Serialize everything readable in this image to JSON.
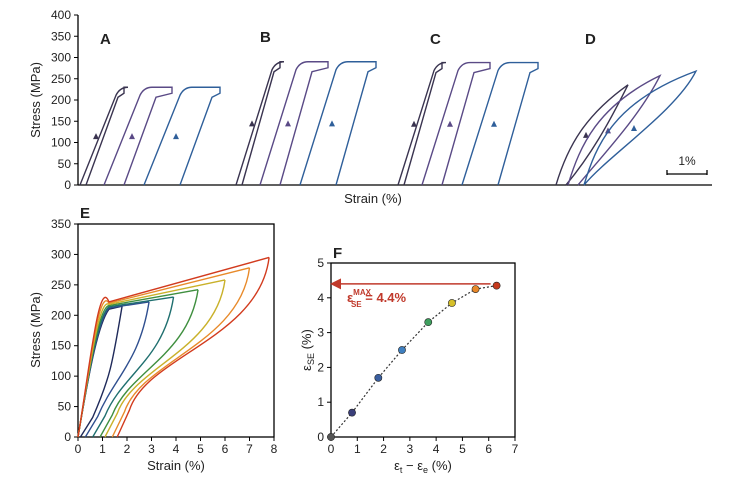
{
  "chart_data": [
    {
      "panel": "top",
      "type": "line",
      "ylabel": "Stress (MPa)",
      "xlabel": "Strain (%)",
      "yticks": [
        "0",
        "50",
        "100",
        "150",
        "200",
        "250",
        "300",
        "350",
        "400"
      ],
      "ylim": [
        0,
        400
      ],
      "scale_bar_label": "1%",
      "subpanels": [
        {
          "label": "A",
          "peak_stress": 230,
          "max_strain_pct": 3.5
        },
        {
          "label": "B",
          "peak_stress": 290,
          "max_strain_pct": 3.5
        },
        {
          "label": "C",
          "peak_stress": 288,
          "max_strain_pct": 3.5
        },
        {
          "label": "D",
          "peak_stress": 268,
          "max_strain_pct": 3.5
        }
      ],
      "series_colors": [
        "#3a3450",
        "#5a4a86",
        "#2f5f9a",
        "#4a90cf"
      ]
    },
    {
      "panel": "E",
      "type": "line",
      "label": "E",
      "xlabel": "Strain (%)",
      "ylabel": "Stress (MPa)",
      "xlim": [
        0,
        8
      ],
      "ylim": [
        0,
        350
      ],
      "xticks": [
        "0",
        "1",
        "2",
        "3",
        "4",
        "5",
        "6",
        "7",
        "8"
      ],
      "yticks": [
        "0",
        "50",
        "100",
        "150",
        "200",
        "250",
        "300",
        "350"
      ],
      "cycles": [
        {
          "max_strain": 1.8,
          "max_stress": 215,
          "residual_strain": 0.1,
          "color": "#1f2a5a"
        },
        {
          "max_strain": 2.9,
          "max_stress": 222,
          "residual_strain": 0.3,
          "color": "#2f4f8f"
        },
        {
          "max_strain": 3.9,
          "max_stress": 230,
          "residual_strain": 0.6,
          "color": "#1f6f6f"
        },
        {
          "max_strain": 4.9,
          "max_stress": 242,
          "residual_strain": 0.9,
          "color": "#3f8f3f"
        },
        {
          "max_strain": 6.0,
          "max_stress": 258,
          "residual_strain": 1.1,
          "color": "#c9b12a"
        },
        {
          "max_strain": 7.0,
          "max_stress": 278,
          "residual_strain": 1.4,
          "color": "#e88a2a"
        },
        {
          "max_strain": 7.8,
          "max_stress": 295,
          "residual_strain": 1.6,
          "color": "#d23b1e"
        }
      ]
    },
    {
      "panel": "F",
      "type": "scatter",
      "label": "F",
      "xlabel_main": "ε",
      "xlabel_sub1": "t",
      "xlabel_mid": " − ε",
      "xlabel_sub2": "e",
      "xlabel_unit": " (%)",
      "ylabel_main": "ε",
      "ylabel_sub": "SE",
      "ylabel_unit": " (%)",
      "xlim": [
        0,
        7
      ],
      "ylim": [
        0,
        5
      ],
      "xticks": [
        "0",
        "1",
        "2",
        "3",
        "4",
        "5",
        "6",
        "7"
      ],
      "yticks": [
        "0",
        "1",
        "2",
        "3",
        "4",
        "5"
      ],
      "points": [
        {
          "x": 0.0,
          "y": 0.0,
          "color": "#555555"
        },
        {
          "x": 0.8,
          "y": 0.7,
          "color": "#3a3f7a"
        },
        {
          "x": 1.8,
          "y": 1.7,
          "color": "#3a5fa0"
        },
        {
          "x": 2.7,
          "y": 2.5,
          "color": "#3f7fbf"
        },
        {
          "x": 3.7,
          "y": 3.3,
          "color": "#3f9f5f"
        },
        {
          "x": 4.6,
          "y": 3.85,
          "color": "#d6c02a"
        },
        {
          "x": 5.5,
          "y": 4.25,
          "color": "#e8882a"
        },
        {
          "x": 6.3,
          "y": 4.35,
          "color": "#c63a1e"
        }
      ],
      "annotation": {
        "main": "ε",
        "sub": "SE",
        "sup": "MAX",
        "value_text": " = 4.4%",
        "value": 4.4,
        "color": "#c0392b"
      }
    }
  ]
}
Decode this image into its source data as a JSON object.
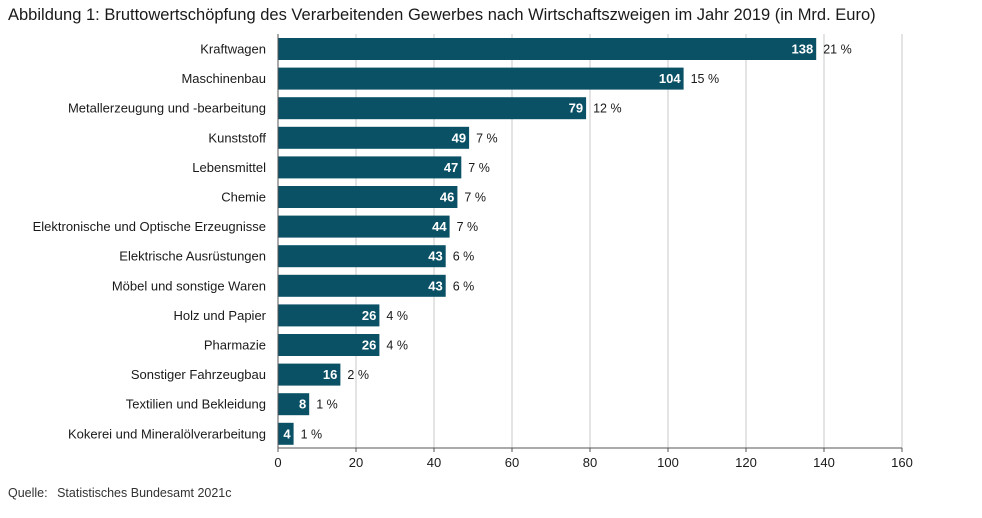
{
  "chart_data": {
    "type": "bar",
    "orientation": "horizontal",
    "title": "Abbildung 1: Bruttowertschöpfung des Verarbeitenden Gewerbes nach Wirtschaftszweigen im Jahr 2019 (in Mrd. Euro)",
    "categories": [
      "Kraftwagen",
      "Maschinenbau",
      "Metallerzeugung und -bearbeitung",
      "Kunststoff",
      "Lebensmittel",
      "Chemie",
      "Elektronische und Optische Erzeugnisse",
      "Elektrische Ausrüstungen",
      "Möbel und sonstige Waren",
      "Holz und Papier",
      "Pharmazie",
      "Sonstiger Fahrzeugbau",
      "Textilien und Bekleidung",
      "Kokerei und Mineralölverarbeitung"
    ],
    "values": [
      138,
      104,
      79,
      49,
      47,
      46,
      44,
      43,
      43,
      26,
      26,
      16,
      8,
      4
    ],
    "value_labels": [
      "138",
      "104",
      "79",
      "49",
      "47",
      "46",
      "44",
      "43",
      "43",
      "26",
      "26",
      "16",
      "8",
      "4"
    ],
    "percent_labels": [
      "21 %",
      "15 %",
      "12 %",
      "7 %",
      "7 %",
      "7 %",
      "7 %",
      "6 %",
      "6 %",
      "4 %",
      "4 %",
      "2 %",
      "1 %",
      "1 %"
    ],
    "xlim": [
      0,
      160
    ],
    "x_ticks": [
      "0",
      "20",
      "40",
      "60",
      "80",
      "100",
      "120",
      "140",
      "160"
    ],
    "grid": true,
    "bar_color": "#0b5166",
    "grid_color": "#c8c8c8",
    "axis_color": "#555555"
  },
  "source": {
    "label": "Quelle:",
    "text": "Statistisches Bundesamt 2021c"
  }
}
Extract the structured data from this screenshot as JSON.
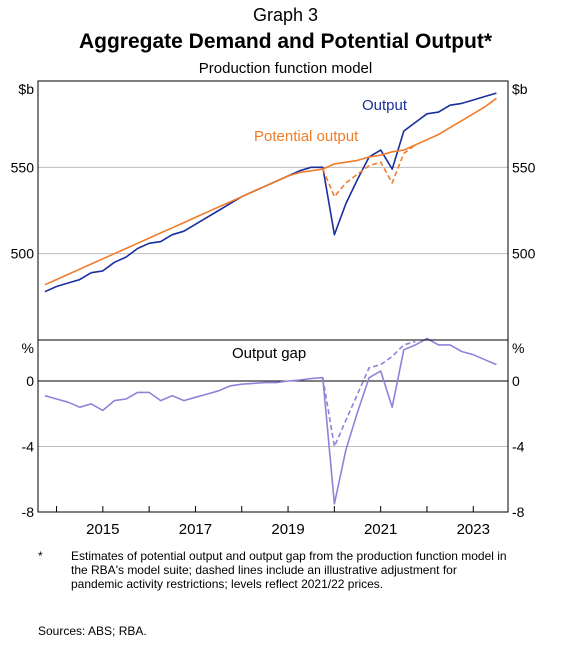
{
  "graph_number": "Graph 3",
  "title": "Aggregate Demand and Potential Output*",
  "subtitle": "Production function model",
  "footnote": {
    "marker": "*",
    "text": "Estimates of potential output and output gap from the production function model in the RBA's model suite; dashed lines include an illustrative adjustment for pandemic activity restrictions; levels reflect 2021/22 prices."
  },
  "sources": "Sources: ABS; RBA.",
  "colors": {
    "output": "#1a2f9e",
    "potential": "#f07c2a",
    "gap": "#9381d8",
    "axis": "#000000",
    "grid": "#bdbdbd"
  },
  "chart_data": [
    {
      "type": "line",
      "panel": "top",
      "xlim": [
        2013.6,
        2023.75
      ],
      "ylim": [
        450,
        600
      ],
      "y_unit_left": "$b",
      "y_unit_right": "$b",
      "yticks": [
        500,
        550
      ],
      "ytick_labels": [
        "500",
        "550"
      ],
      "grid": true,
      "series": [
        {
          "name": "Output",
          "color": "#1a2f9e",
          "style": "solid",
          "x": [
            2013.75,
            2014.0,
            2014.25,
            2014.5,
            2014.75,
            2015.0,
            2015.25,
            2015.5,
            2015.75,
            2016.0,
            2016.25,
            2016.5,
            2016.75,
            2017.0,
            2017.25,
            2017.5,
            2017.75,
            2018.0,
            2018.25,
            2018.5,
            2018.75,
            2019.0,
            2019.25,
            2019.5,
            2019.75,
            2020.0,
            2020.25,
            2020.5,
            2020.75,
            2021.0,
            2021.25,
            2021.5,
            2021.75,
            2022.0,
            2022.25,
            2022.5,
            2022.75,
            2023.0,
            2023.25,
            2023.5
          ],
          "y": [
            478,
            481,
            483,
            485,
            489,
            490,
            495,
            498,
            503,
            506,
            507,
            511,
            513,
            517,
            521,
            525,
            529,
            533,
            536,
            539,
            542,
            545,
            548,
            550,
            550,
            511,
            529,
            543,
            556,
            560,
            549,
            571,
            576,
            581,
            582,
            586,
            587,
            589,
            591,
            593
          ]
        },
        {
          "name": "Potential output",
          "color": "#f07c2a",
          "style": "solid",
          "x": [
            2013.75,
            2014.0,
            2014.25,
            2014.5,
            2014.75,
            2015.0,
            2015.25,
            2015.5,
            2015.75,
            2016.0,
            2016.25,
            2016.5,
            2016.75,
            2017.0,
            2017.25,
            2017.5,
            2017.75,
            2018.0,
            2018.25,
            2018.5,
            2018.75,
            2019.0,
            2019.25,
            2019.5,
            2019.75,
            2020.0,
            2020.25,
            2020.5,
            2020.75,
            2021.0,
            2021.25,
            2021.5,
            2021.75,
            2022.0,
            2022.25,
            2022.5,
            2022.75,
            2023.0,
            2023.25,
            2023.5
          ],
          "y": [
            482,
            485,
            488,
            491,
            494,
            497,
            500,
            503,
            506,
            509,
            512,
            515,
            518,
            521,
            524,
            527,
            530,
            533,
            536,
            539,
            542,
            545,
            547,
            548,
            549,
            552,
            553,
            554,
            556,
            557,
            559,
            560,
            563,
            566,
            569,
            573,
            577,
            581,
            585,
            590
          ]
        },
        {
          "name": "",
          "color": "#f07c2a",
          "style": "dashed",
          "x": [
            2019.75,
            2020.0,
            2020.25,
            2020.5,
            2020.75,
            2021.0,
            2021.25,
            2021.5,
            2021.75
          ],
          "y": [
            549,
            533,
            541,
            546,
            551,
            553,
            541,
            558,
            563
          ]
        }
      ],
      "annotations": [
        {
          "text": "Output",
          "color": "#1a2f9e"
        },
        {
          "text": "Potential output",
          "color": "#f07c2a"
        }
      ]
    },
    {
      "type": "line",
      "panel": "bottom",
      "title": "Output gap",
      "xlim": [
        2013.6,
        2023.75
      ],
      "ylim": [
        -8,
        2.5
      ],
      "y_unit_left": "%",
      "y_unit_right": "%",
      "yticks": [
        -8,
        -4,
        0
      ],
      "ytick_labels": [
        "-8",
        "-4",
        "0"
      ],
      "xticks": [
        2015,
        2017,
        2019,
        2021,
        2023
      ],
      "xtick_labels": [
        "2015",
        "2017",
        "2019",
        "2021",
        "2023"
      ],
      "grid": true,
      "series": [
        {
          "name": "",
          "color": "#9381d8",
          "style": "solid",
          "x": [
            2013.75,
            2014.0,
            2014.25,
            2014.5,
            2014.75,
            2015.0,
            2015.25,
            2015.5,
            2015.75,
            2016.0,
            2016.25,
            2016.5,
            2016.75,
            2017.0,
            2017.25,
            2017.5,
            2017.75,
            2018.0,
            2018.25,
            2018.5,
            2018.75,
            2019.0,
            2019.25,
            2019.5,
            2019.75,
            2020.0,
            2020.25,
            2020.5,
            2020.75,
            2021.0,
            2021.25,
            2021.5,
            2021.75,
            2022.0,
            2022.25,
            2022.5,
            2022.75,
            2023.0,
            2023.25,
            2023.5
          ],
          "y": [
            -0.9,
            -1.1,
            -1.3,
            -1.6,
            -1.4,
            -1.8,
            -1.2,
            -1.1,
            -0.7,
            -0.7,
            -1.2,
            -0.9,
            -1.2,
            -1.0,
            -0.8,
            -0.6,
            -0.3,
            -0.2,
            -0.15,
            -0.1,
            -0.1,
            0,
            0.05,
            0.15,
            0.2,
            -7.5,
            -4.2,
            -1.9,
            0.2,
            0.6,
            -1.6,
            1.9,
            2.2,
            2.6,
            2.2,
            2.2,
            1.8,
            1.6,
            1.3,
            1.0
          ]
        },
        {
          "name": "",
          "color": "#9381d8",
          "style": "dashed",
          "x": [
            2019.75,
            2020.0,
            2020.25,
            2020.5,
            2020.75,
            2021.0,
            2021.25,
            2021.5,
            2021.75
          ],
          "y": [
            0.2,
            -4.0,
            -2.4,
            -0.8,
            0.8,
            1.0,
            1.5,
            2.2,
            2.4
          ]
        }
      ]
    }
  ]
}
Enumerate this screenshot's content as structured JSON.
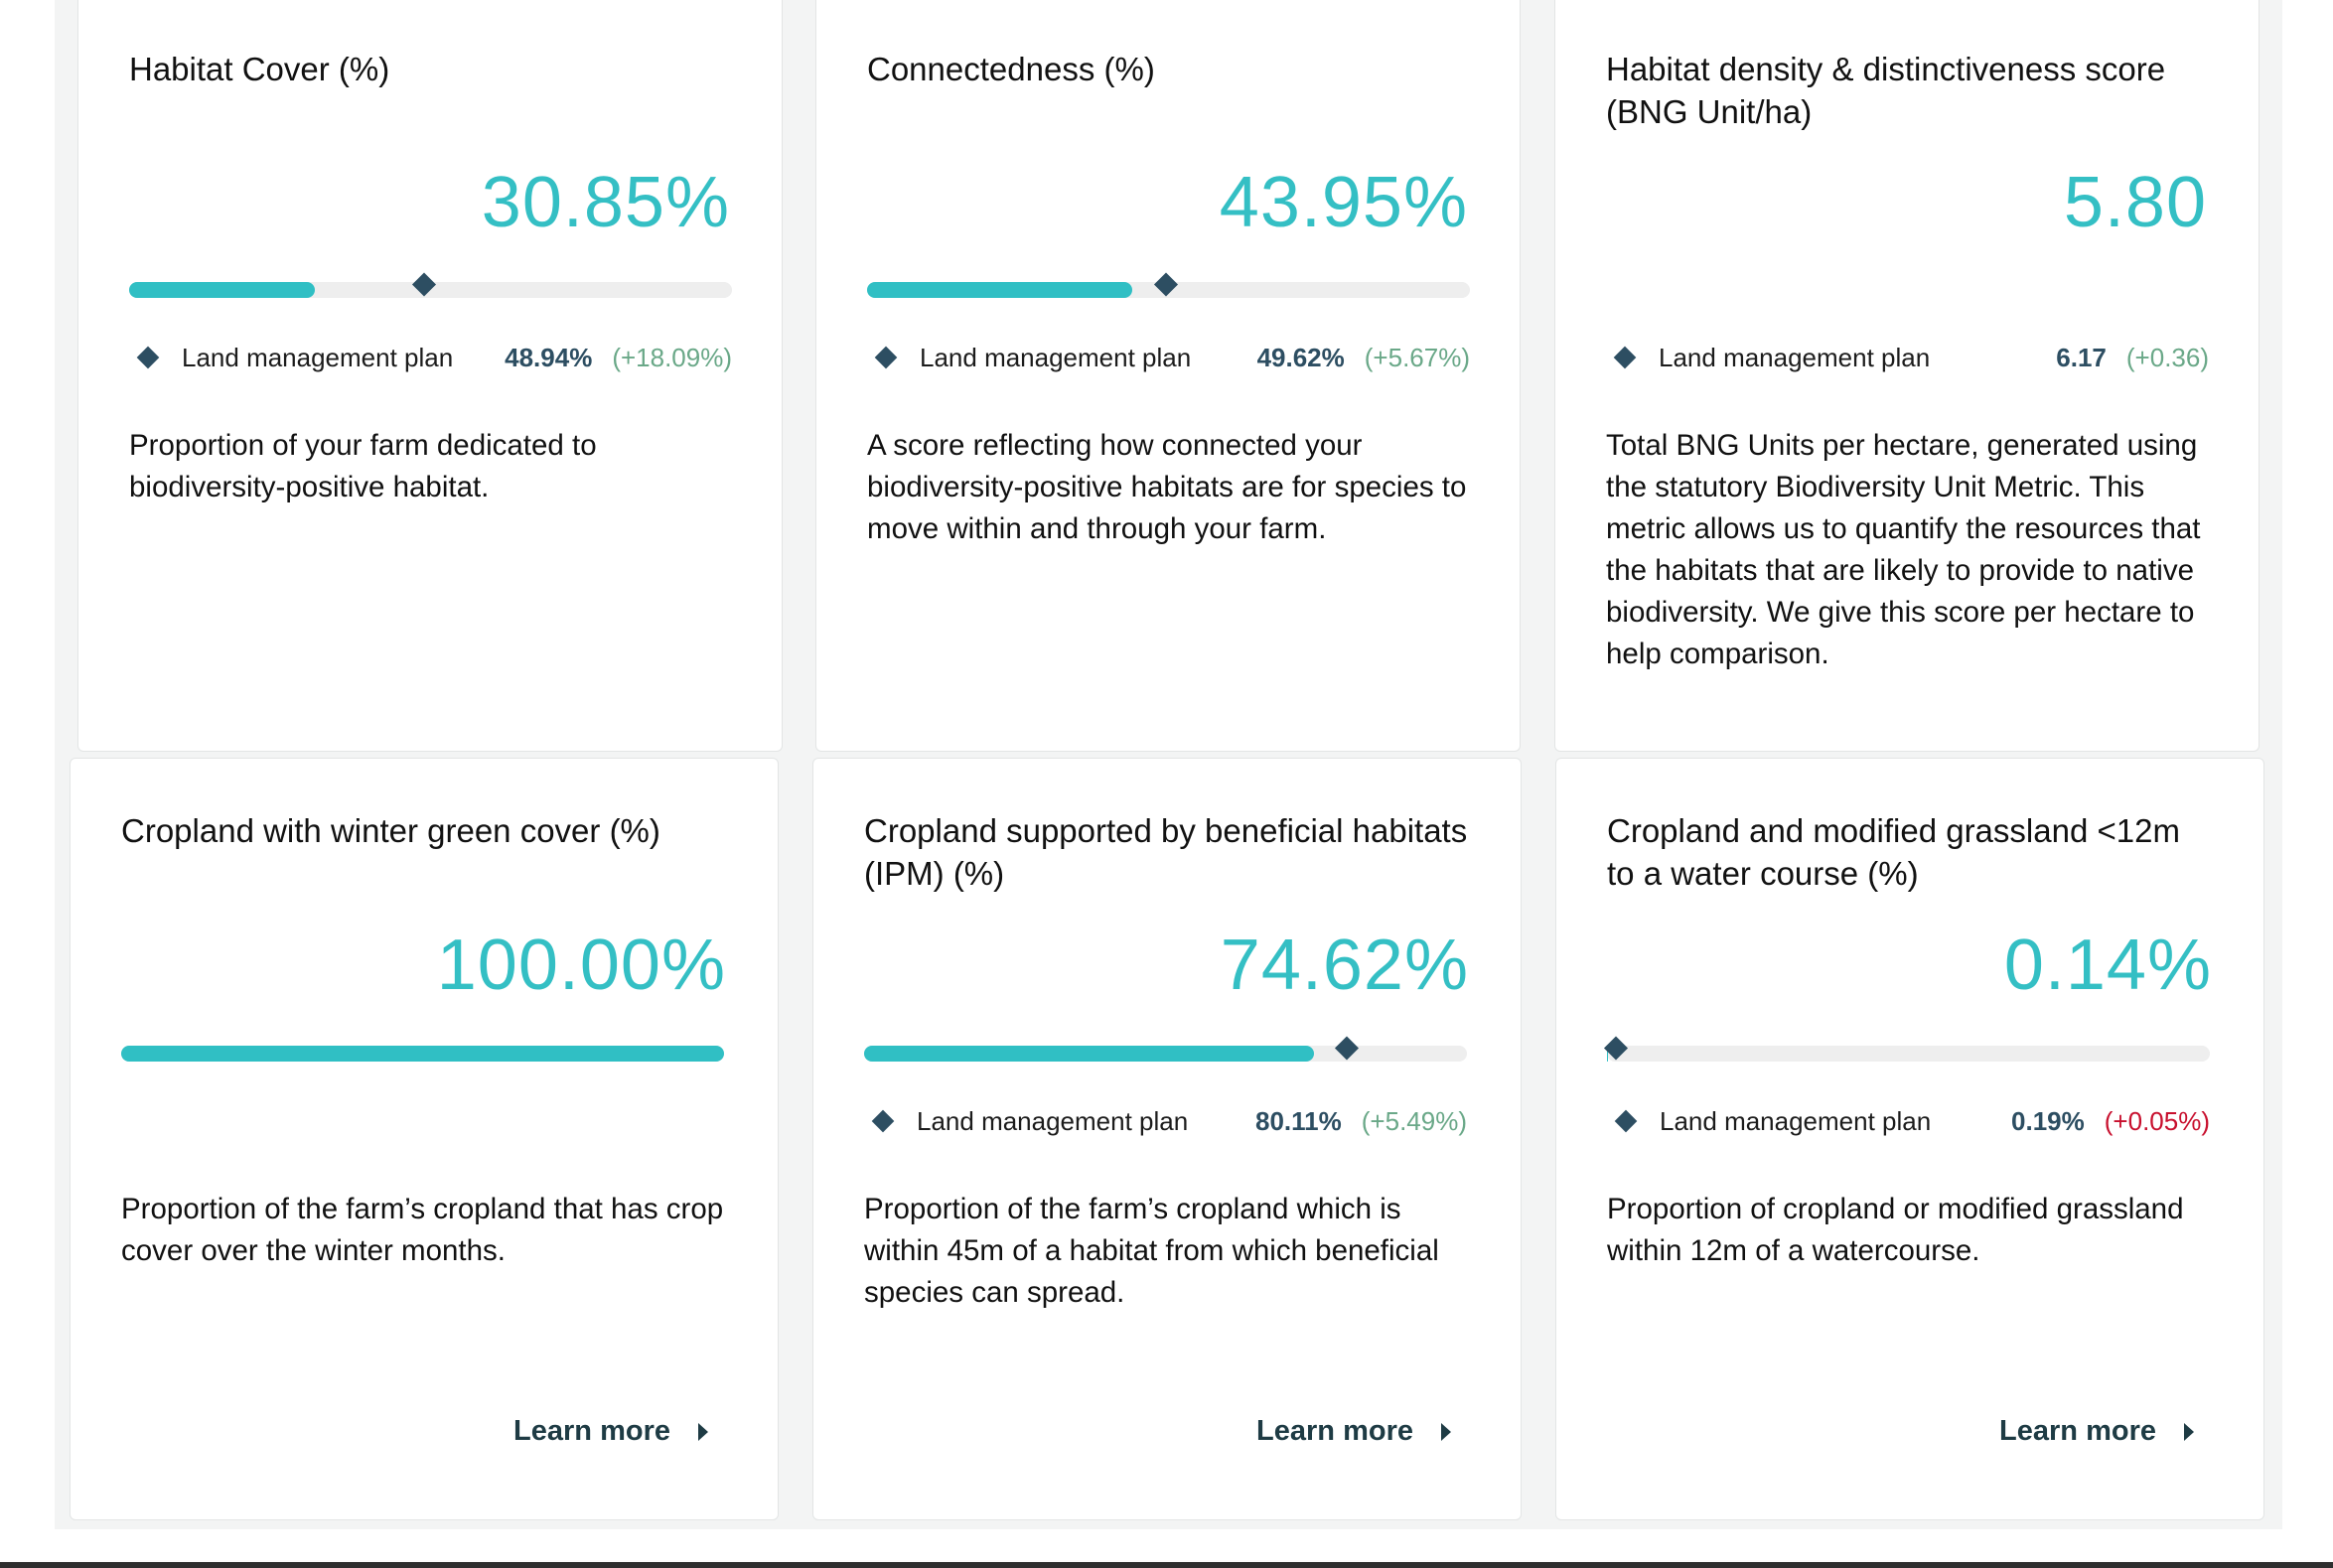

────────────────

*DIRECTIVE:*
Count the lines that hold the string "from", and reply with that number alone.

*TASK ANSWER:*
2